Exercise task:
Extract all records. Keep each one exact.
#####
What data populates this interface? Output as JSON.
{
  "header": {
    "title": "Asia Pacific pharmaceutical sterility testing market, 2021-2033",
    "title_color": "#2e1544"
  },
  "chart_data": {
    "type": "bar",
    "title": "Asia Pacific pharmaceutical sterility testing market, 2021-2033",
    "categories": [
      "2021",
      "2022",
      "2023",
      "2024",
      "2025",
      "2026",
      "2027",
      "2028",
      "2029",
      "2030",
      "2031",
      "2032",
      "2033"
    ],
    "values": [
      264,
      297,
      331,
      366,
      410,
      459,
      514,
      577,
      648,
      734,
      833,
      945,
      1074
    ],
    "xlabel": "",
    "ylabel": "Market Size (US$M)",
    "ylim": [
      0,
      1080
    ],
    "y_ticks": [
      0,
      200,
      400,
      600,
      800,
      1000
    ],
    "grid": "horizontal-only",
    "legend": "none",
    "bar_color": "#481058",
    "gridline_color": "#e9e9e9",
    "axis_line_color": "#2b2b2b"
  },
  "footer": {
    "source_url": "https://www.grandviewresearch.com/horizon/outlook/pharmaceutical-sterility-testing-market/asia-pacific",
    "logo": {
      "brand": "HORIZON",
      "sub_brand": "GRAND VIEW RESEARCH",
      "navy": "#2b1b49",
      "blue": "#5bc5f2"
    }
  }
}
#####
Reply:
What data populates this interface? Output as JSON.
{
  "header": {
    "title": "Asia Pacific pharmaceutical sterility testing market, 2021-2033",
    "title_color": "#2e1544"
  },
  "chart_data": {
    "type": "bar",
    "title": "Asia Pacific pharmaceutical sterility testing market, 2021-2033",
    "categories": [
      "2021",
      "2022",
      "2023",
      "2024",
      "2025",
      "2026",
      "2027",
      "2028",
      "2029",
      "2030",
      "2031",
      "2032",
      "2033"
    ],
    "values": [
      264,
      297,
      331,
      366,
      410,
      459,
      514,
      577,
      648,
      734,
      833,
      945,
      1074
    ],
    "xlabel": "",
    "ylabel": "Market Size (US$M)",
    "ylim": [
      0,
      1080
    ],
    "y_ticks": [
      0,
      200,
      400,
      600,
      800,
      1000
    ],
    "grid": "horizontal-only",
    "legend": "none",
    "bar_color": "#481058",
    "gridline_color": "#e9e9e9",
    "axis_line_color": "#2b2b2b"
  },
  "footer": {
    "source_url": "https://www.grandviewresearch.com/horizon/outlook/pharmaceutical-sterility-testing-market/asia-pacific",
    "logo": {
      "brand": "HORIZON",
      "sub_brand": "GRAND VIEW RESEARCH",
      "navy": "#2b1b49",
      "blue": "#5bc5f2"
    }
  }
}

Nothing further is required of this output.